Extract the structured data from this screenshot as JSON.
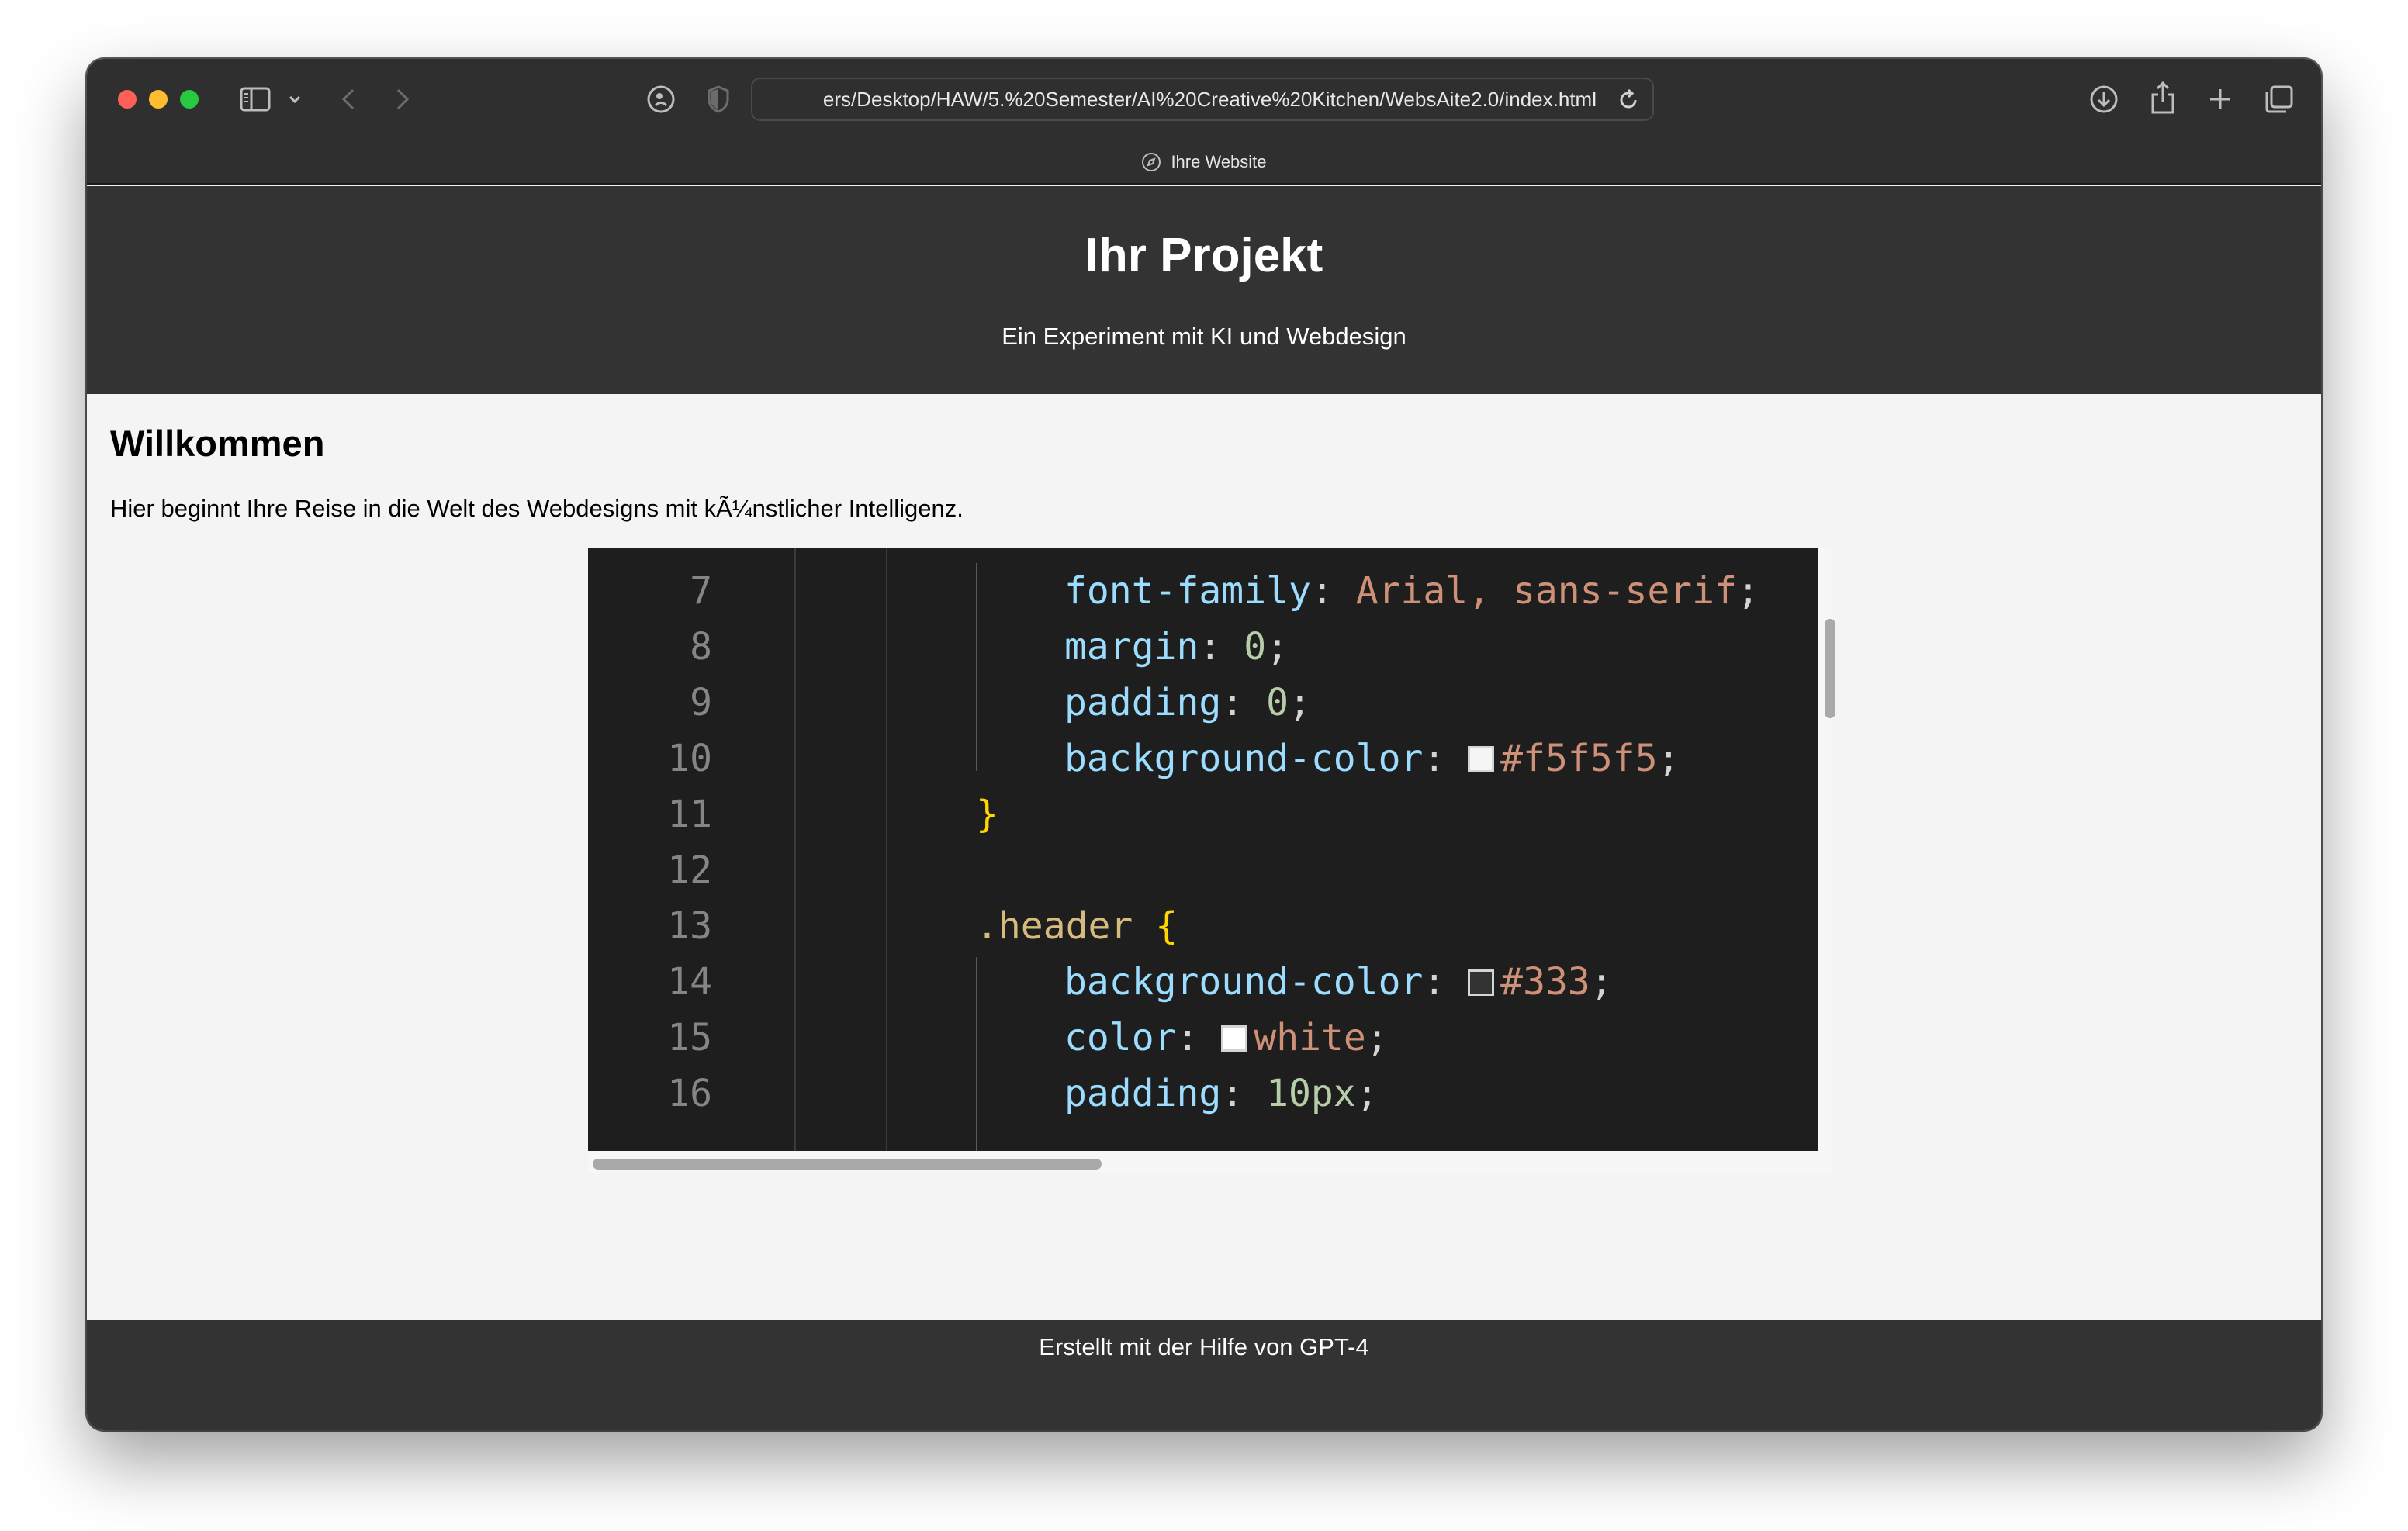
{
  "browser": {
    "url": "ers/Desktop/HAW/5.%20Semester/AI%20Creative%20Kitchen/WebsAite2.0/index.html",
    "tab_title": "Ihre Website",
    "icons": [
      "close-button",
      "minimize-button",
      "zoom-button",
      "sidebar-icon",
      "chevron-down-icon",
      "back-arrow-icon",
      "forward-arrow-icon",
      "duckduckgo-icon",
      "privacy-shield-icon",
      "reload-icon",
      "download-icon",
      "share-icon",
      "plus-icon",
      "tabs-overview-icon",
      "compass-icon"
    ]
  },
  "header": {
    "title": "Ihr Projekt",
    "subtitle": "Ein Experiment mit KI und Webdesign"
  },
  "main": {
    "heading": "Willkommen",
    "intro": "Hier beginnt Ihre Reise in die Welt des Webdesigns mit kÃ¼nstlicher Intelligenz."
  },
  "code_image": {
    "lines": [
      {
        "num": "7",
        "prop": "font-family",
        "value": "Arial, sans-serif"
      },
      {
        "num": "8",
        "prop": "margin",
        "value": "0"
      },
      {
        "num": "9",
        "prop": "padding",
        "value": "0"
      },
      {
        "num": "10",
        "prop": "background-color",
        "value": "#f5f5f5",
        "swatch": "#f5f5f5"
      },
      {
        "num": "11",
        "text": "}"
      },
      {
        "num": "12",
        "text": ""
      },
      {
        "num": "13",
        "selector": ".header",
        "brace": "{"
      },
      {
        "num": "14",
        "prop": "background-color",
        "value": "#333",
        "swatch": "#333333"
      },
      {
        "num": "15",
        "prop": "color",
        "value": "white",
        "swatch": "#ffffff"
      },
      {
        "num": "16",
        "prop": "padding",
        "value": "10px"
      }
    ]
  },
  "footer": {
    "text": "Erstellt mit der Hilfe von GPT-4"
  },
  "colors": {
    "header_bg": "#333333",
    "page_bg": "#f4f4f4",
    "code_bg": "#1e1e1e",
    "titlebar_bg": "#2f2f2f"
  }
}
#####
Keep the pictures out of the copy and return the rest of the data above exactly.

● ANSWER TO THIS PROBLEM
Extract the structured data from this screenshot as JSON.
{
  "browser": {
    "url": "ers/Desktop/HAW/5.%20Semester/AI%20Creative%20Kitchen/WebsAite2.0/index.html",
    "tab_title": "Ihre Website",
    "icons": [
      "close-button",
      "minimize-button",
      "zoom-button",
      "sidebar-icon",
      "chevron-down-icon",
      "back-arrow-icon",
      "forward-arrow-icon",
      "duckduckgo-icon",
      "privacy-shield-icon",
      "reload-icon",
      "download-icon",
      "share-icon",
      "plus-icon",
      "tabs-overview-icon",
      "compass-icon"
    ]
  },
  "header": {
    "title": "Ihr Projekt",
    "subtitle": "Ein Experiment mit KI und Webdesign"
  },
  "main": {
    "heading": "Willkommen",
    "intro": "Hier beginnt Ihre Reise in die Welt des Webdesigns mit kÃ¼nstlicher Intelligenz."
  },
  "code_image": {
    "lines": [
      {
        "num": "7",
        "prop": "font-family",
        "value": "Arial, sans-serif"
      },
      {
        "num": "8",
        "prop": "margin",
        "value": "0"
      },
      {
        "num": "9",
        "prop": "padding",
        "value": "0"
      },
      {
        "num": "10",
        "prop": "background-color",
        "value": "#f5f5f5",
        "swatch": "#f5f5f5"
      },
      {
        "num": "11",
        "text": "}"
      },
      {
        "num": "12",
        "text": ""
      },
      {
        "num": "13",
        "selector": ".header",
        "brace": "{"
      },
      {
        "num": "14",
        "prop": "background-color",
        "value": "#333",
        "swatch": "#333333"
      },
      {
        "num": "15",
        "prop": "color",
        "value": "white",
        "swatch": "#ffffff"
      },
      {
        "num": "16",
        "prop": "padding",
        "value": "10px"
      }
    ]
  },
  "footer": {
    "text": "Erstellt mit der Hilfe von GPT-4"
  },
  "colors": {
    "header_bg": "#333333",
    "page_bg": "#f4f4f4",
    "code_bg": "#1e1e1e",
    "titlebar_bg": "#2f2f2f"
  }
}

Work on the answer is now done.